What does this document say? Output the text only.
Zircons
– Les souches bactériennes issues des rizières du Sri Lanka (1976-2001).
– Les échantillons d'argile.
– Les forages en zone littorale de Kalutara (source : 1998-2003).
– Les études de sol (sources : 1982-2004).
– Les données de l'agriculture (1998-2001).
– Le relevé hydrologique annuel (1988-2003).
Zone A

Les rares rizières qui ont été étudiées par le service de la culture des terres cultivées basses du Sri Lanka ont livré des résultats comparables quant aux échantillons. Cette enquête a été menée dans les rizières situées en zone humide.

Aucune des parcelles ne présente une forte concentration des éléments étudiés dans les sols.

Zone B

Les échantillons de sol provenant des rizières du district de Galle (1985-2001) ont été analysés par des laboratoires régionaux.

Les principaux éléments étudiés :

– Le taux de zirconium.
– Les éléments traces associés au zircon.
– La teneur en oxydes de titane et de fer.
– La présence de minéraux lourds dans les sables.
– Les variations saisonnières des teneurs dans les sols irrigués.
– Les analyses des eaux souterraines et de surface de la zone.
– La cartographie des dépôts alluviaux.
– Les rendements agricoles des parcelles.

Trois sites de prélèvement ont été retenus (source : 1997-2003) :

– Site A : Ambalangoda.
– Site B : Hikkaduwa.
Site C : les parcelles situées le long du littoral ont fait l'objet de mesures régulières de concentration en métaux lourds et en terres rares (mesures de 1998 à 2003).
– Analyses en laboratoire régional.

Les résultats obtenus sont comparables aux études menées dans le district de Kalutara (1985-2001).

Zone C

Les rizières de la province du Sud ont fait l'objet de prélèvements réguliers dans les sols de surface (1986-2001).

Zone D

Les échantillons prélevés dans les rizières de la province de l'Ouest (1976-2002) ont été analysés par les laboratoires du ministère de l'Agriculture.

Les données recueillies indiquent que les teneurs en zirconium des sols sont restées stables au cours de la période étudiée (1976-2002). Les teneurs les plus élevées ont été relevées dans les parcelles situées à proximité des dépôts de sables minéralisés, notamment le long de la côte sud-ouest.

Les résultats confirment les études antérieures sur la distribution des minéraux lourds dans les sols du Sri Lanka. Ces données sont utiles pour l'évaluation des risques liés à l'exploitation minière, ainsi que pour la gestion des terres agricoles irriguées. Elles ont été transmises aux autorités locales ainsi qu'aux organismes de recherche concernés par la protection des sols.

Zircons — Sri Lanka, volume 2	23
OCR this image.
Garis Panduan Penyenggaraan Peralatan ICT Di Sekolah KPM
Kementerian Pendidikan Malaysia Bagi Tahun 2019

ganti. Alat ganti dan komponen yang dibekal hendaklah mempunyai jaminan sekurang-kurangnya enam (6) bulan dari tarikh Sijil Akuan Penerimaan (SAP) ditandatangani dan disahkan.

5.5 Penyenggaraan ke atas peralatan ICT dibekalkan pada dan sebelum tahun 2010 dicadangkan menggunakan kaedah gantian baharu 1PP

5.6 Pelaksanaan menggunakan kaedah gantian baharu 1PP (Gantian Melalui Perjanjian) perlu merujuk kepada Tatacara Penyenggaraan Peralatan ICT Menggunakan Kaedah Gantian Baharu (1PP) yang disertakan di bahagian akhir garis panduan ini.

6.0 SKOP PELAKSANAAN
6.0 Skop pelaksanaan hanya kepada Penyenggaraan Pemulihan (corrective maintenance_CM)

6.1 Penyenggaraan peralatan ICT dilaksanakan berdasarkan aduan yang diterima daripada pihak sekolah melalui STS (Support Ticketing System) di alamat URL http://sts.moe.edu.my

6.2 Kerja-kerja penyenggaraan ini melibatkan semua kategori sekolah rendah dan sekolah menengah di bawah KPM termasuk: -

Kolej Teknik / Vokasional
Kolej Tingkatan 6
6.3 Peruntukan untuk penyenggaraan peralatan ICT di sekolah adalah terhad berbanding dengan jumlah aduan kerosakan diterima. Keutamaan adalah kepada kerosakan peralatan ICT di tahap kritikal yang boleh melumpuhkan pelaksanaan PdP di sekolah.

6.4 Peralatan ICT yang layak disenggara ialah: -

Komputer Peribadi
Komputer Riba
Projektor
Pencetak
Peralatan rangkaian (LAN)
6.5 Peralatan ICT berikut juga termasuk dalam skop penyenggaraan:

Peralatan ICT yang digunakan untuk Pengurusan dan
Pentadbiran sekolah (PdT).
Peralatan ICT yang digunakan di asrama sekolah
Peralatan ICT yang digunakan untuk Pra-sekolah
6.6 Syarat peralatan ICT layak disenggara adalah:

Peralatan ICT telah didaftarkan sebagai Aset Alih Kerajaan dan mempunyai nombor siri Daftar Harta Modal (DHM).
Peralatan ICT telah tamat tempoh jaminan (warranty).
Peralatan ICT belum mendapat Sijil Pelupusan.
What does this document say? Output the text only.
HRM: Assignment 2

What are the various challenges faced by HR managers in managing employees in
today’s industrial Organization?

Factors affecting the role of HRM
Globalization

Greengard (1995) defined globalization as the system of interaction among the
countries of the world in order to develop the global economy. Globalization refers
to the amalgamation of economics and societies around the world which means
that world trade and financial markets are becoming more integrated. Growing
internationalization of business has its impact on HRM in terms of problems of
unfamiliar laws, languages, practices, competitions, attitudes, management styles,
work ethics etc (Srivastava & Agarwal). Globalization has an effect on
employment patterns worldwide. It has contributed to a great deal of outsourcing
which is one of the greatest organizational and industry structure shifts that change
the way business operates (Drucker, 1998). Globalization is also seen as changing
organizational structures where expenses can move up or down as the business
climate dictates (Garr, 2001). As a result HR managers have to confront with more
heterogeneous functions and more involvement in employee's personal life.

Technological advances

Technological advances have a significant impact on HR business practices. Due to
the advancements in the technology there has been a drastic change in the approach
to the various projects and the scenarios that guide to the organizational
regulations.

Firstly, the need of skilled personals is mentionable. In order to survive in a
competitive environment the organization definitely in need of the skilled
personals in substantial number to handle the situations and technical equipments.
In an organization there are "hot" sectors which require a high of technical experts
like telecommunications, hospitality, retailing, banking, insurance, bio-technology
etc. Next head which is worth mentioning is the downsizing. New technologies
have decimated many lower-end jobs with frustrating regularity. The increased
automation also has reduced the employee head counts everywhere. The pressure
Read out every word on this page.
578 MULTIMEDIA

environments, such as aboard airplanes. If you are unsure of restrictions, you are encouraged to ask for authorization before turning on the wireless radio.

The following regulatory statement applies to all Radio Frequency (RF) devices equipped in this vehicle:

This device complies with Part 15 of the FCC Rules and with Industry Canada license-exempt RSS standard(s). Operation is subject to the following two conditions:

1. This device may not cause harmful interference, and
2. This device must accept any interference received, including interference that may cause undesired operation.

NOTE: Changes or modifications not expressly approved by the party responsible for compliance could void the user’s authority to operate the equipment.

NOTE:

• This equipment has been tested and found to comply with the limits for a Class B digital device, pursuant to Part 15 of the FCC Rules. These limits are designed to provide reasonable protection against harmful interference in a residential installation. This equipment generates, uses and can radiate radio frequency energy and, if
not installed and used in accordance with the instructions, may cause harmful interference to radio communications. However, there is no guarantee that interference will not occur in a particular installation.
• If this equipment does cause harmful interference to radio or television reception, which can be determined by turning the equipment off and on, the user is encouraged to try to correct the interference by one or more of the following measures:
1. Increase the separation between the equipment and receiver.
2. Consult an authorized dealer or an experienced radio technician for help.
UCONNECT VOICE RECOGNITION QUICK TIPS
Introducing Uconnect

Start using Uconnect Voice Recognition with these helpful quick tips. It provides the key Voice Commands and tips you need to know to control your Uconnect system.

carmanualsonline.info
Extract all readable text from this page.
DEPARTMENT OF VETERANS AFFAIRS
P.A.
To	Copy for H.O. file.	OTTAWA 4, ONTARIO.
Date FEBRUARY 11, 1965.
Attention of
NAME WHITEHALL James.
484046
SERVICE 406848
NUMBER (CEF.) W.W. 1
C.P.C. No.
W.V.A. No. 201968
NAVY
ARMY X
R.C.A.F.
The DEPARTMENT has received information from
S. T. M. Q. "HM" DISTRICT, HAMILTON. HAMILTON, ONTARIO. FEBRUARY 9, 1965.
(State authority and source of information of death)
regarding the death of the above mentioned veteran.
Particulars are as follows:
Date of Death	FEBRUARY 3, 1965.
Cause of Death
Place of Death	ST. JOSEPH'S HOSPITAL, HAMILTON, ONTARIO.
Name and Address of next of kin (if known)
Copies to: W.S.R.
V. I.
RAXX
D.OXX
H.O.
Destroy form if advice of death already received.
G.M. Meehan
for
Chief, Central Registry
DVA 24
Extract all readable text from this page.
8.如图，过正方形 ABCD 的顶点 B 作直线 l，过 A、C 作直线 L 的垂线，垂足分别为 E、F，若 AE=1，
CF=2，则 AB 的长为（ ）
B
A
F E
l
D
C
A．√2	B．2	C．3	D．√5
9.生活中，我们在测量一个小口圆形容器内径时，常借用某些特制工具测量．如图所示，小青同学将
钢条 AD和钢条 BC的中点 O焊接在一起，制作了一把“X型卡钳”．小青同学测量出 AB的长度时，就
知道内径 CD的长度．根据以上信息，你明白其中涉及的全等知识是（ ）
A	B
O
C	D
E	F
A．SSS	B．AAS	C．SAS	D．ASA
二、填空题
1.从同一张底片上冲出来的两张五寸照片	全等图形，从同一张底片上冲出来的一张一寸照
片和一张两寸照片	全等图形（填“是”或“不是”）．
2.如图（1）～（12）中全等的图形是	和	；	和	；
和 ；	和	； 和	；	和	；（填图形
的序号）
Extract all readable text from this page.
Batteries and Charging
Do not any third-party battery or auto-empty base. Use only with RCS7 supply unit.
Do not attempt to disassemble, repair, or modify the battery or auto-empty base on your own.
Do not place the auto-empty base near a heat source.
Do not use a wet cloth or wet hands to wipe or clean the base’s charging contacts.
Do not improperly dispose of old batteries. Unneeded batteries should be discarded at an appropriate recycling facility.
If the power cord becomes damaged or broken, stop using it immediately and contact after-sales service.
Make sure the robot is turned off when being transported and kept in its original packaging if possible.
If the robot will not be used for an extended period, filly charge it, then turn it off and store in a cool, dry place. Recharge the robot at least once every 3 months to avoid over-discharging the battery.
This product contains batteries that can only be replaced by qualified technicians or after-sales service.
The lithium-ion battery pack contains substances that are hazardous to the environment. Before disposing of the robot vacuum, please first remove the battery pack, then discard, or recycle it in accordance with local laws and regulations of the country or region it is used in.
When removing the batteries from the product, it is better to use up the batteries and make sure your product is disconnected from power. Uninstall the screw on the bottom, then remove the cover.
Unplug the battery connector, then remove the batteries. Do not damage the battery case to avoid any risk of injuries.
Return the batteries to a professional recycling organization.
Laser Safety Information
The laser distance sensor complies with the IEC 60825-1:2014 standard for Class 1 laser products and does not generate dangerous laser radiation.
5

━━━━━━━━━━━━━━━━

# [Task prompt]
Examine the records and report how many lines contain the string "mempunyai". Only the number should be given.

# [Solution to the exercise]
2